▼▼▼

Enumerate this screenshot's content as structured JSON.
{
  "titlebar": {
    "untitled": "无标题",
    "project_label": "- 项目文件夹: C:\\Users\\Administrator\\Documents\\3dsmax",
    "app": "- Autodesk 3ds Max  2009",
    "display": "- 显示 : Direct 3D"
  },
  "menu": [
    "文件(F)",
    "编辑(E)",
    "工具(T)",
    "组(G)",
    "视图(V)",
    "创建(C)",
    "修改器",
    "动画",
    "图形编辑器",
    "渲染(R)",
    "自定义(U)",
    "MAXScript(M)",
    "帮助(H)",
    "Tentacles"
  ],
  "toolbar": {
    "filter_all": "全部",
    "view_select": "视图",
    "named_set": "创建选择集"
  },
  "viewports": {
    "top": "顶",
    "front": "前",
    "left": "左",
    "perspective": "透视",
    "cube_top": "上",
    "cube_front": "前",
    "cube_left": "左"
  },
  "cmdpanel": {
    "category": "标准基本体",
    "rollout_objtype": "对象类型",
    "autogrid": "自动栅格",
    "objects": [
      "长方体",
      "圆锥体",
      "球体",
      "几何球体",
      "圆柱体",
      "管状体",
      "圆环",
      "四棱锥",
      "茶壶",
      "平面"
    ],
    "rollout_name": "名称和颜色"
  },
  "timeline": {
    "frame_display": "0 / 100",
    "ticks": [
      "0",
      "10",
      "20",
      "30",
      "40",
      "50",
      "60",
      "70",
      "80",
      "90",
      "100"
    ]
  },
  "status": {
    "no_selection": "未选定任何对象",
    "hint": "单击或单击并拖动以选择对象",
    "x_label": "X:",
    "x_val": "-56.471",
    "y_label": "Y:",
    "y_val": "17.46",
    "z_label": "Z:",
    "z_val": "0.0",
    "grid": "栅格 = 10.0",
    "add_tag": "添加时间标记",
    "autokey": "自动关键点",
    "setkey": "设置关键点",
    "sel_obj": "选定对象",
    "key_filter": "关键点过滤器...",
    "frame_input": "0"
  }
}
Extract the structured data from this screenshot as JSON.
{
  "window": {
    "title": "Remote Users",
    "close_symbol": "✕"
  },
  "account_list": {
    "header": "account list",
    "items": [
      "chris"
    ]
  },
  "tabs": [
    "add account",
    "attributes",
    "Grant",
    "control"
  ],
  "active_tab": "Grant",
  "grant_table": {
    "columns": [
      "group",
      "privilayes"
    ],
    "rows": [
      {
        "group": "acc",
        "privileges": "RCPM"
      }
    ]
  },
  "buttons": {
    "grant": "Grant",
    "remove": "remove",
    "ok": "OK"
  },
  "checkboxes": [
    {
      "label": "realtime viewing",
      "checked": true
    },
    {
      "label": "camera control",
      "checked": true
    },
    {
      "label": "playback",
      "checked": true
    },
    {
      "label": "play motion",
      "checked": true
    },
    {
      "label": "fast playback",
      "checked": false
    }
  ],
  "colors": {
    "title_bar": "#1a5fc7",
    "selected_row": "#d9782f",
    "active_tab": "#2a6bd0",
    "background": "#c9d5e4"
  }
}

▲▲▲

**Exercise prompt**
Gather from the entries above all lines that include the string "screenshot".

**Final result**
Enumerate this screenshot's content as structured JSON.
Extract the structured data from this screenshot as JSON.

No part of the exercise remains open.